[EXERCISE PROMPT] Give the data a second time, exactly and in full.

[SUPPLIED ENTRIES]

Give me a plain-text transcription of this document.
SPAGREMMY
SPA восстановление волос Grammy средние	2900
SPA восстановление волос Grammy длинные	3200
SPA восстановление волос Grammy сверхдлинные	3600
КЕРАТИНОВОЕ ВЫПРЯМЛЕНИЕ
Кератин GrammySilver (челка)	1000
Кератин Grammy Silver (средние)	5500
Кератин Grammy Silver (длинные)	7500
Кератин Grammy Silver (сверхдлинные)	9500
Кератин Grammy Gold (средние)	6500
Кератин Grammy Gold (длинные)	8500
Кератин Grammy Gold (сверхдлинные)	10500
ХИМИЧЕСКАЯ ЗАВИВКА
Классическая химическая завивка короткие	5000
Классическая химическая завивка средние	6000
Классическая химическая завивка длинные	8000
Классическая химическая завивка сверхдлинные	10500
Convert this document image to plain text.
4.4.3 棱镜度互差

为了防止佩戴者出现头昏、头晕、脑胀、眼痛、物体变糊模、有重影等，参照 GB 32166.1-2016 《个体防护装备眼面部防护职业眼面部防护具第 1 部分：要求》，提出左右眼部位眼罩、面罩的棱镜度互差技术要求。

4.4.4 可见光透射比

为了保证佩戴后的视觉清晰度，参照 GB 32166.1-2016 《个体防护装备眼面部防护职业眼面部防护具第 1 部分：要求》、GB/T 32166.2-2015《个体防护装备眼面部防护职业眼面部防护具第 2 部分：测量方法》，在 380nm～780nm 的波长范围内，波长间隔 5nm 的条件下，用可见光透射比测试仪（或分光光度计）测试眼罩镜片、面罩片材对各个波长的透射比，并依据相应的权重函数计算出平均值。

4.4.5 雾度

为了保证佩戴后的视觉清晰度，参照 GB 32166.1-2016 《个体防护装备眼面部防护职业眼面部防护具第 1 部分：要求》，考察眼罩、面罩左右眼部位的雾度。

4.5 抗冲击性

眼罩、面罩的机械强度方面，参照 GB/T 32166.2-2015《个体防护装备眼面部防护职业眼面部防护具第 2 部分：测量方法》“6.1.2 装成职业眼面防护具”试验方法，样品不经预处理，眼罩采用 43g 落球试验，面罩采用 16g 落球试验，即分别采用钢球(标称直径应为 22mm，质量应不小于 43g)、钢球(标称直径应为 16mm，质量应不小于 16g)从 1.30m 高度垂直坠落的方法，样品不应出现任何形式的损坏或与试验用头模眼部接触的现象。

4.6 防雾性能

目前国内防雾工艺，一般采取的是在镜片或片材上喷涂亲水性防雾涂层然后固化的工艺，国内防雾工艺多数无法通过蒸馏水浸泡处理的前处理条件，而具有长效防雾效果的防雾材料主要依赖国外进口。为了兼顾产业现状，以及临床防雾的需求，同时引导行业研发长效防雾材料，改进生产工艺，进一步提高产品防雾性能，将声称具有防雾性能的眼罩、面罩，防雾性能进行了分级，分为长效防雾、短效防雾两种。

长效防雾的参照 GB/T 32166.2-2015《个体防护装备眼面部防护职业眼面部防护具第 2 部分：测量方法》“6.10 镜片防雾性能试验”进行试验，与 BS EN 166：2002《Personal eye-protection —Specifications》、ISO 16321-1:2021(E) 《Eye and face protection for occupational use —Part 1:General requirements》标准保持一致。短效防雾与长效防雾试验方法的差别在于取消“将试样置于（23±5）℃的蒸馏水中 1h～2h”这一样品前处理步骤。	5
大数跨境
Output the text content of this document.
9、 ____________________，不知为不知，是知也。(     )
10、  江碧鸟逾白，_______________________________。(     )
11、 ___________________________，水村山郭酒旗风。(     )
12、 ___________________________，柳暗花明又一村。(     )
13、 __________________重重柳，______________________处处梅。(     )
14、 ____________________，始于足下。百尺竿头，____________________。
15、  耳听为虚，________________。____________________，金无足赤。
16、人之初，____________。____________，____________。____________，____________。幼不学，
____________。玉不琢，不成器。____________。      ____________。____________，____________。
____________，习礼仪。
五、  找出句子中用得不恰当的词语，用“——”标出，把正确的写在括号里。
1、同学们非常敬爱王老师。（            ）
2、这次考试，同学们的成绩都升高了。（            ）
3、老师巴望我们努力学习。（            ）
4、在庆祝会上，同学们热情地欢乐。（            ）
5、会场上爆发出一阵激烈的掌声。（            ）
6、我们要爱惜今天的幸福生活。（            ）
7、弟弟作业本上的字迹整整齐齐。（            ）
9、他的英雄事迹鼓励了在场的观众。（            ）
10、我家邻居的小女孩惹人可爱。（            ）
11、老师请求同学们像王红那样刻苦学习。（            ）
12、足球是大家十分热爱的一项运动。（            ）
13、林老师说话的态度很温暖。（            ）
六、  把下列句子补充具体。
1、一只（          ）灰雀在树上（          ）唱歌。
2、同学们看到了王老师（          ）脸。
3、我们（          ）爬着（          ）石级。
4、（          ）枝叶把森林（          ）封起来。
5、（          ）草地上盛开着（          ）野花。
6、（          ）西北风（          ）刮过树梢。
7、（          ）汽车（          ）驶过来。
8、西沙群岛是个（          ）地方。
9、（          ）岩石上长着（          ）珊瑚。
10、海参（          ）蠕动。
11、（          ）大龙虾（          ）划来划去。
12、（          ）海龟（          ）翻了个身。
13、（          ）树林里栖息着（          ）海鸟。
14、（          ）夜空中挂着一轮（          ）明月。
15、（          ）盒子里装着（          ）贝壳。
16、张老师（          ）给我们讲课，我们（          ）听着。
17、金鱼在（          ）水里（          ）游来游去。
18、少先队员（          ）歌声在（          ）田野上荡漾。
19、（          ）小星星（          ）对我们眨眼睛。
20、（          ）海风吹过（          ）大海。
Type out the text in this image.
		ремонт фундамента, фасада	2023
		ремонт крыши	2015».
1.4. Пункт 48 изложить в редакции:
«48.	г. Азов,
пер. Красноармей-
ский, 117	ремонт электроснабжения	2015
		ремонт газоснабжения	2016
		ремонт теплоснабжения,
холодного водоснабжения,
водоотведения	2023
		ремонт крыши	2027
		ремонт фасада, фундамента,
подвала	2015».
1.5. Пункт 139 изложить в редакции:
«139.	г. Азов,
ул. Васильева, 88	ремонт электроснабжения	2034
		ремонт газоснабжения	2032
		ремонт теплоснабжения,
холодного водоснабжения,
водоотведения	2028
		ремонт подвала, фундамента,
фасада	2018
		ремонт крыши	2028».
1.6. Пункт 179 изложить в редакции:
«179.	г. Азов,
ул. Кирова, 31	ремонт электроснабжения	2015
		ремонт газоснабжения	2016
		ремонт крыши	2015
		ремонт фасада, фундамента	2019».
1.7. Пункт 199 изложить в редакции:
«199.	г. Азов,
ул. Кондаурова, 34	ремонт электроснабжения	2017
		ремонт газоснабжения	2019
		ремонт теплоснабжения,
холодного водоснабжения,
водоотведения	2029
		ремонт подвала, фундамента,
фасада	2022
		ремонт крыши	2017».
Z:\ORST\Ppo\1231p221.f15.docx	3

[TASK RESPONSE]
Give me a plain-text transcription of this document.
SPAGREMMY
SPA восстановление волос Grammy средние	2900
SPA восстановление волос Grammy длинные	3200
SPA восстановление волос Grammy сверхдлинные	3600
КЕРАТИНОВОЕ ВЫПРЯМЛЕНИЕ
Кератин GrammySilver (челка)	1000
Кератин Grammy Silver (средние)	5500
Кератин Grammy Silver (длинные)	7500
Кератин Grammy Silver (сверхдлинные)	9500
Кератин Grammy Gold (средние)	6500
Кератин Grammy Gold (длинные)	8500
Кератин Grammy Gold (сверхдлинные)	10500
ХИМИЧЕСКАЯ ЗАВИВКА
Классическая химическая завивка короткие	5000
Классическая химическая завивка средние	6000
Классическая химическая завивка длинные	8000
Классическая химическая завивка сверхдлинные	10500
Convert this document image to plain text.
4.4.3 棱镜度互差

为了防止佩戴者出现头昏、头晕、脑胀、眼痛、物体变糊模、有重影等，参照 GB 32166.1-2016 《个体防护装备眼面部防护职业眼面部防护具第 1 部分：要求》，提出左右眼部位眼罩、面罩的棱镜度互差技术要求。

4.4.4 可见光透射比

为了保证佩戴后的视觉清晰度，参照 GB 32166.1-2016 《个体防护装备眼面部防护职业眼面部防护具第 1 部分：要求》、GB/T 32166.2-2015《个体防护装备眼面部防护职业眼面部防护具第 2 部分：测量方法》，在 380nm～780nm 的波长范围内，波长间隔 5nm 的条件下，用可见光透射比测试仪（或分光光度计）测试眼罩镜片、面罩片材对各个波长的透射比，并依据相应的权重函数计算出平均值。

4.4.5 雾度

为了保证佩戴后的视觉清晰度，参照 GB 32166.1-2016 《个体防护装备眼面部防护职业眼面部防护具第 1 部分：要求》，考察眼罩、面罩左右眼部位的雾度。

4.5 抗冲击性

眼罩、面罩的机械强度方面，参照 GB/T 32166.2-2015《个体防护装备眼面部防护职业眼面部防护具第 2 部分：测量方法》“6.1.2 装成职业眼面防护具”试验方法，样品不经预处理，眼罩采用 43g 落球试验，面罩采用 16g 落球试验，即分别采用钢球(标称直径应为 22mm，质量应不小于 43g)、钢球(标称直径应为 16mm，质量应不小于 16g)从 1.30m 高度垂直坠落的方法，样品不应出现任何形式的损坏或与试验用头模眼部接触的现象。

4.6 防雾性能

目前国内防雾工艺，一般采取的是在镜片或片材上喷涂亲水性防雾涂层然后固化的工艺，国内防雾工艺多数无法通过蒸馏水浸泡处理的前处理条件，而具有长效防雾效果的防雾材料主要依赖国外进口。为了兼顾产业现状，以及临床防雾的需求，同时引导行业研发长效防雾材料，改进生产工艺，进一步提高产品防雾性能，将声称具有防雾性能的眼罩、面罩，防雾性能进行了分级，分为长效防雾、短效防雾两种。

长效防雾的参照 GB/T 32166.2-2015《个体防护装备眼面部防护职业眼面部防护具第 2 部分：测量方法》“6.10 镜片防雾性能试验”进行试验，与 BS EN 166：2002《Personal eye-protection —Specifications》、ISO 16321-1:2021(E) 《Eye and face protection for occupational use —Part 1:General requirements》标准保持一致。短效防雾与长效防雾试验方法的差别在于取消“将试样置于（23±5）℃的蒸馏水中 1h～2h”这一样品前处理步骤。	5
大数跨境
Output the text content of this document.
9、 ____________________，不知为不知，是知也。(     )
10、  江碧鸟逾白，_______________________________。(     )
11、 ___________________________，水村山郭酒旗风。(     )
12、 ___________________________，柳暗花明又一村。(     )
13、 __________________重重柳，______________________处处梅。(     )
14、 ____________________，始于足下。百尺竿头，____________________。
15、  耳听为虚，________________。____________________，金无足赤。
16、人之初，____________。____________，____________。____________，____________。幼不学，
____________。玉不琢，不成器。____________。      ____________。____________，____________。
____________，习礼仪。
五、  找出句子中用得不恰当的词语，用“——”标出，把正确的写在括号里。
1、同学们非常敬爱王老师。（            ）
2、这次考试，同学们的成绩都升高了。（            ）
3、老师巴望我们努力学习。（            ）
4、在庆祝会上，同学们热情地欢乐。（            ）
5、会场上爆发出一阵激烈的掌声。（            ）
6、我们要爱惜今天的幸福生活。（            ）
7、弟弟作业本上的字迹整整齐齐。（            ）
9、他的英雄事迹鼓励了在场的观众。（            ）
10、我家邻居的小女孩惹人可爱。（            ）
11、老师请求同学们像王红那样刻苦学习。（            ）
12、足球是大家十分热爱的一项运动。（            ）
13、林老师说话的态度很温暖。（            ）
六、  把下列句子补充具体。
1、一只（          ）灰雀在树上（          ）唱歌。
2、同学们看到了王老师（          ）脸。
3、我们（          ）爬着（          ）石级。
4、（          ）枝叶把森林（          ）封起来。
5、（          ）草地上盛开着（          ）野花。
6、（          ）西北风（          ）刮过树梢。
7、（          ）汽车（          ）驶过来。
8、西沙群岛是个（          ）地方。
9、（          ）岩石上长着（          ）珊瑚。
10、海参（          ）蠕动。
11、（          ）大龙虾（          ）划来划去。
12、（          ）海龟（          ）翻了个身。
13、（          ）树林里栖息着（          ）海鸟。
14、（          ）夜空中挂着一轮（          ）明月。
15、（          ）盒子里装着（          ）贝壳。
16、张老师（          ）给我们讲课，我们（          ）听着。
17、金鱼在（          ）水里（          ）游来游去。
18、少先队员（          ）歌声在（          ）田野上荡漾。
19、（          ）小星星（          ）对我们眨眼睛。
20、（          ）海风吹过（          ）大海。
Type out the text in this image.
		ремонт фундамента, фасада	2023
		ремонт крыши	2015».
1.4. Пункт 48 изложить в редакции:
«48.	г. Азов,
пер. Красноармей-
ский, 117	ремонт электроснабжения	2015
		ремонт газоснабжения	2016
		ремонт теплоснабжения,
холодного водоснабжения,
водоотведения	2023
		ремонт крыши	2027
		ремонт фасада, фундамента,
подвала	2015».
1.5. Пункт 139 изложить в редакции:
«139.	г. Азов,
ул. Васильева, 88	ремонт электроснабжения	2034
		ремонт газоснабжения	2032
		ремонт теплоснабжения,
холодного водоснабжения,
водоотведения	2028
		ремонт подвала, фундамента,
фасада	2018
		ремонт крыши	2028».
1.6. Пункт 179 изложить в редакции:
«179.	г. Азов,
ул. Кирова, 31	ремонт электроснабжения	2015
		ремонт газоснабжения	2016
		ремонт крыши	2015
		ремонт фасада, фундамента	2019».
1.7. Пункт 199 изложить в редакции:
«199.	г. Азов,
ул. Кондаурова, 34	ремонт электроснабжения	2017
		ремонт газоснабжения	2019
		ремонт теплоснабжения,
холодного водоснабжения,
водоотведения	2029
		ремонт подвала, фундамента,
фасада	2022
		ремонт крыши	2017».
Z:\ORST\Ppo\1231p221.f15.docx	3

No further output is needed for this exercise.